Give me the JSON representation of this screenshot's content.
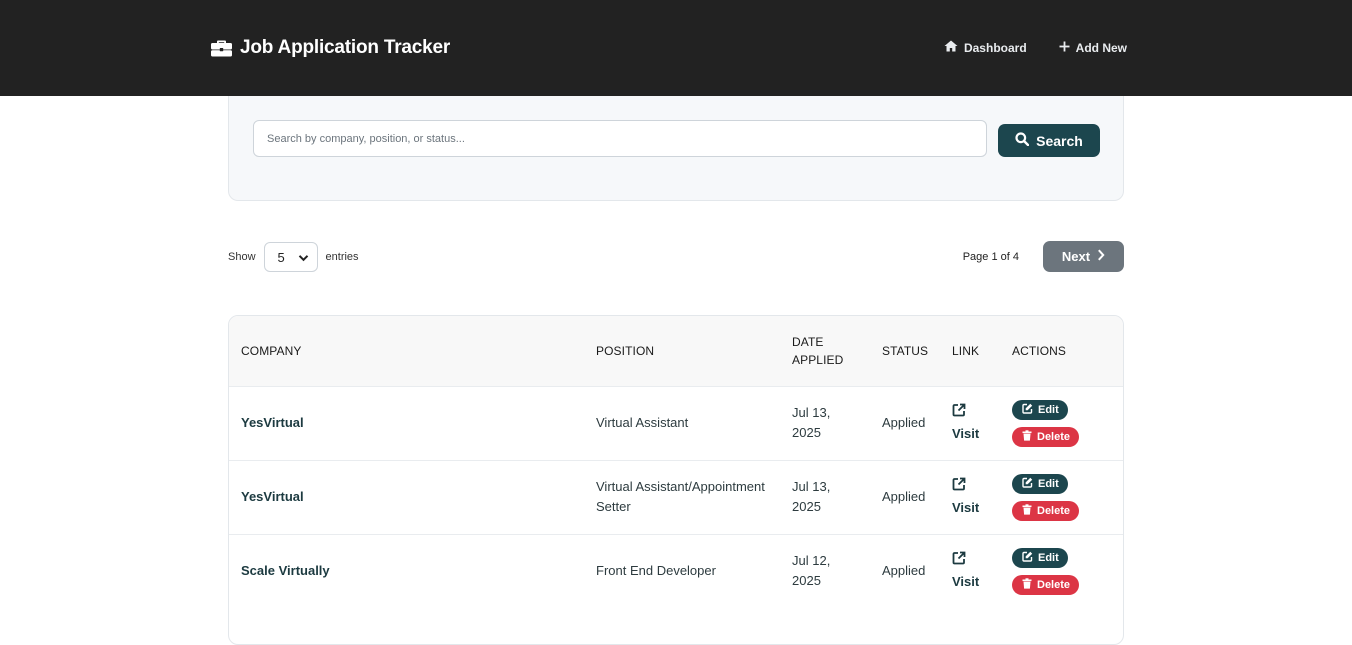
{
  "nav": {
    "brand": "Job Application Tracker",
    "brand_icon": "briefcase-icon",
    "links": [
      {
        "label": "Dashboard",
        "icon": "home-icon"
      },
      {
        "label": "Add New",
        "icon": "plus-icon"
      }
    ],
    "bg_color": "#222222"
  },
  "search": {
    "placeholder": "Search by company, position, or status...",
    "value": "",
    "button_label": "Search",
    "button_color": "#1c464e"
  },
  "controls": {
    "show_label": "Show",
    "entries_value": "5",
    "entries_label": "entries",
    "page_info": "Page 1 of 4",
    "next_label": "Next"
  },
  "table": {
    "headers": {
      "company": "COMPANY",
      "position": "POSITION",
      "date": "DATE APPLIED",
      "status": "STATUS",
      "link": "LINK",
      "actions": "ACTIONS"
    },
    "edit_label": "Edit",
    "delete_label": "Delete",
    "visit_label": "Visit",
    "rows": [
      {
        "company": "YesVirtual",
        "position": "Virtual Assistant",
        "date": "Jul 13, 2025",
        "status": "Applied"
      },
      {
        "company": "YesVirtual",
        "position": "Virtual Assistant/Appointment Setter",
        "date": "Jul 13, 2025",
        "status": "Applied"
      },
      {
        "company": "Scale Virtually",
        "position": "Front End Developer",
        "date": "Jul 12, 2025",
        "status": "Applied"
      }
    ]
  },
  "colors": {
    "accent": "#1c464e",
    "danger": "#dc3545",
    "secondary": "#6c757d"
  }
}
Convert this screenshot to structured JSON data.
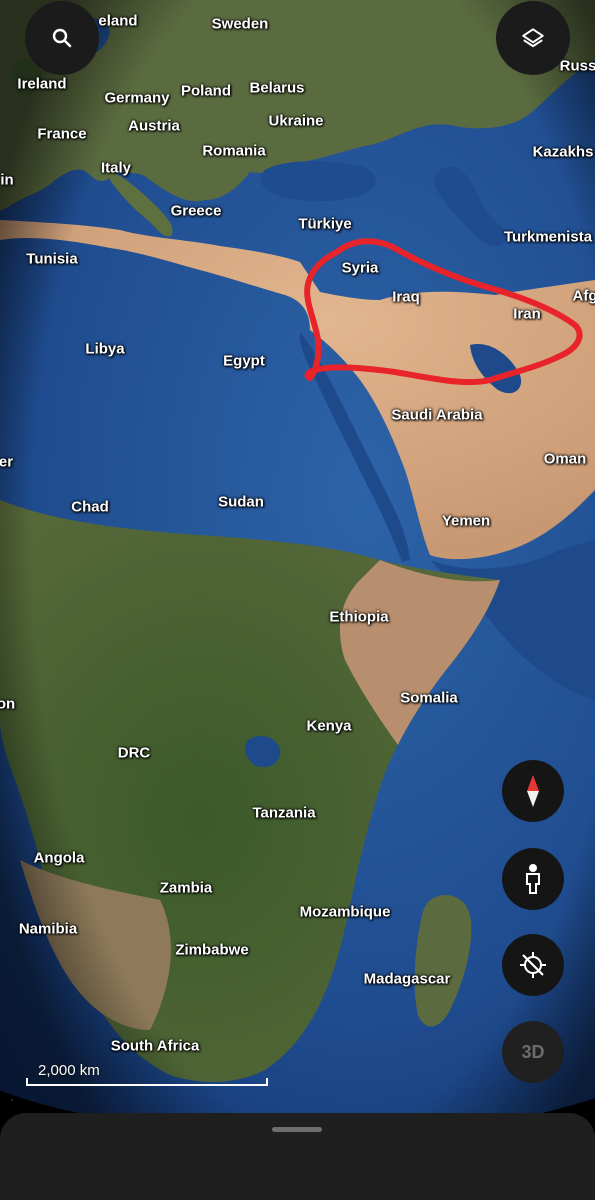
{
  "map": {
    "countries": [
      "Iceland",
      "Sweden",
      "Russia",
      "Ireland",
      "Germany",
      "Poland",
      "Belarus",
      "France",
      "Austria",
      "Ukraine",
      "Kazakhstan",
      "Italy",
      "Romania",
      "Spain",
      "Greece",
      "Türkiye",
      "Turkmenistan",
      "Tunisia",
      "Syria",
      "Afghanistan",
      "Iraq",
      "Iran",
      "Libya",
      "Egypt",
      "Saudi Arabia",
      "Niger",
      "Oman",
      "Chad",
      "Sudan",
      "Yemen",
      "Ethiopia",
      "Somalia",
      "Gabon",
      "Kenya",
      "DRC",
      "Tanzania",
      "Angola",
      "Zambia",
      "Mozambique",
      "Namibia",
      "Zimbabwe",
      "Madagascar",
      "South Africa"
    ],
    "labels": {
      "iceland": "eland",
      "sweden": "Sweden",
      "russia": "Russ",
      "ireland": "Ireland",
      "germany": "Germany",
      "poland": "Poland",
      "belarus": "Belarus",
      "france": "France",
      "austria": "Austria",
      "ukraine": "Ukraine",
      "kazakhstan": "Kazakhs",
      "italy": "Italy",
      "romania": "Romania",
      "spain": "in",
      "greece": "Greece",
      "turkiye": "Türkiye",
      "turkmenistan": "Turkmenista",
      "tunisia": "Tunisia",
      "syria": "Syria",
      "afghanistan": "Afg",
      "iraq": "Iraq",
      "iran": "Iran",
      "libya": "Libya",
      "egypt": "Egypt",
      "saudi_arabia": "Saudi Arabia",
      "niger": "er",
      "oman": "Oman",
      "chad": "Chad",
      "sudan": "Sudan",
      "yemen": "Yemen",
      "ethiopia": "Ethiopia",
      "somalia": "Somalia",
      "gabon": "on",
      "kenya": "Kenya",
      "drc": "DRC",
      "tanzania": "Tanzania",
      "angola": "Angola",
      "zambia": "Zambia",
      "mozambique": "Mozambique",
      "namibia": "Namibia",
      "zimbabwe": "Zimbabwe",
      "madagascar": "Madagascar",
      "south_africa": "South Africa"
    },
    "annotation": {
      "type": "freehand-outline",
      "color": "#e8232a",
      "encloses": [
        "Syria",
        "Iraq",
        "Iran"
      ]
    },
    "colors": {
      "ocean": "#1f4c8f",
      "desert": "#cfa37a",
      "vegetation": "#3f5a2e",
      "space": "#000000"
    }
  },
  "scale_bar": {
    "label": "2,000 km"
  },
  "controls": {
    "search_icon": "search-icon",
    "layers_icon": "layers-icon",
    "compass_icon": "compass-icon",
    "pegman_icon": "pegman-icon",
    "location_icon": "location-off-icon",
    "view_3d_label": "3D"
  },
  "bottom_sheet": {
    "handle": "drag-handle"
  }
}
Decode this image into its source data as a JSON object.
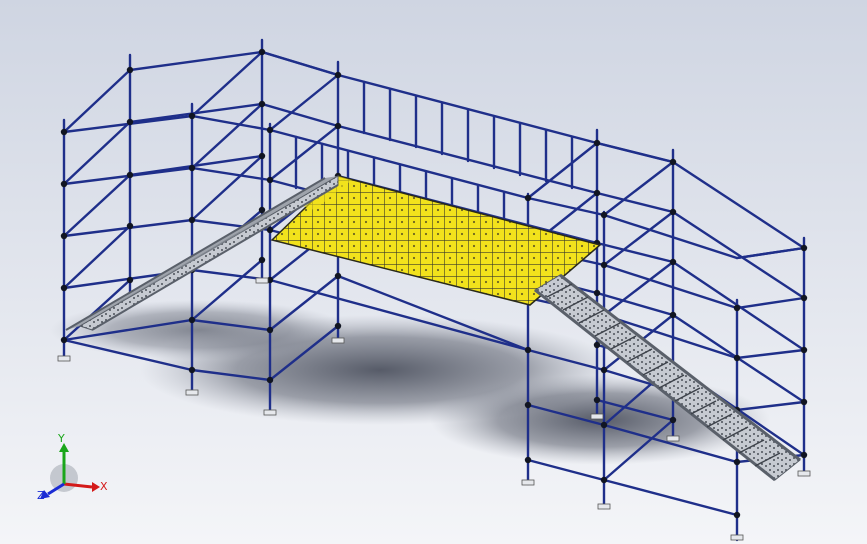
{
  "viewport": {
    "background_top": "#cfd5e2",
    "background_bottom": "#f4f5f8",
    "model": "scaffold-bridge-with-stairs"
  },
  "colors": {
    "scaffold_tube": "#1f2f8a",
    "coupler": "#111522",
    "deck": "#f2e21c",
    "deck_grid": "#3b3b2a",
    "stair_metal": "#b9bec6",
    "stair_dark": "#5a606a",
    "shadow": "#3d4250"
  },
  "triad": {
    "x_label": "X",
    "y_label": "Y",
    "z_label": "Z",
    "x_color": "#d41a1a",
    "y_color": "#1aa61a",
    "z_color": "#1a2bd4"
  }
}
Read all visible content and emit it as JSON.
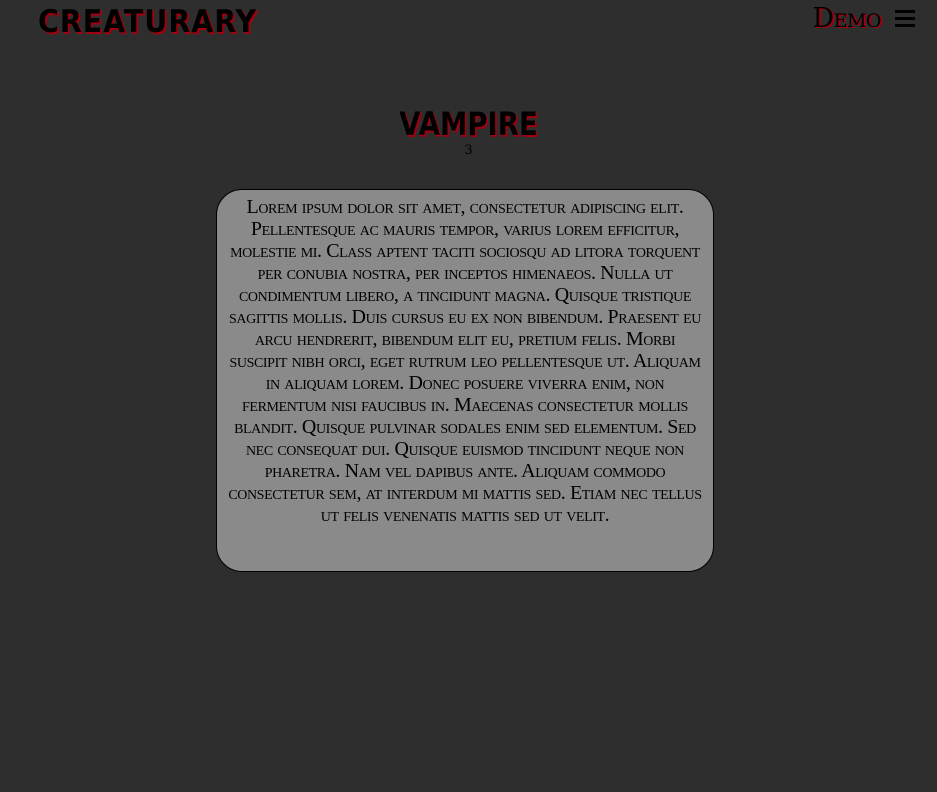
{
  "header": {
    "logo_text": "Creaturary",
    "nav_demo_label": "Demo",
    "menu_icon": "hamburger-menu-icon"
  },
  "main": {
    "title": "Vampire",
    "page_number": "3",
    "description": "Lorem ipsum dolor sit amet, consectetur adipiscing elit. Pellentesque ac mauris tempor, varius lorem efficitur, molestie mi. Class aptent taciti sociosqu ad litora torquent per conubia nostra, per inceptos himenaeos. Nulla ut condimentum libero, a tincidunt magna. Quisque tristique sagittis mollis. Duis cursus eu ex non bibendum. Praesent eu arcu hendrerit, bibendum elit eu, pretium felis. Morbi suscipit nibh orci, eget rutrum leo pellentesque ut. Aliquam in aliquam lorem. Donec posuere viverra enim, non fermentum nisi faucibus in. Maecenas consectetur mollis blandit. Quisque pulvinar sodales enim sed elementum. Sed nec consequat dui. Quisque euismod tincidunt neque non pharetra. Nam vel dapibus ante. Aliquam commodo consectetur sem, at interdum mi mattis sed. Etiam nec tellus ut felis venenatis mattis sed ut velit."
  },
  "colors": {
    "background": "#2e2e2e",
    "card_background": "#8a8a8a",
    "accent_shadow": "#a00010",
    "text": "#000000"
  }
}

◆ **Given request**:
Count the lines in the entries that hold the word "position", and give nothing but the total.

◆ **Final result**:
5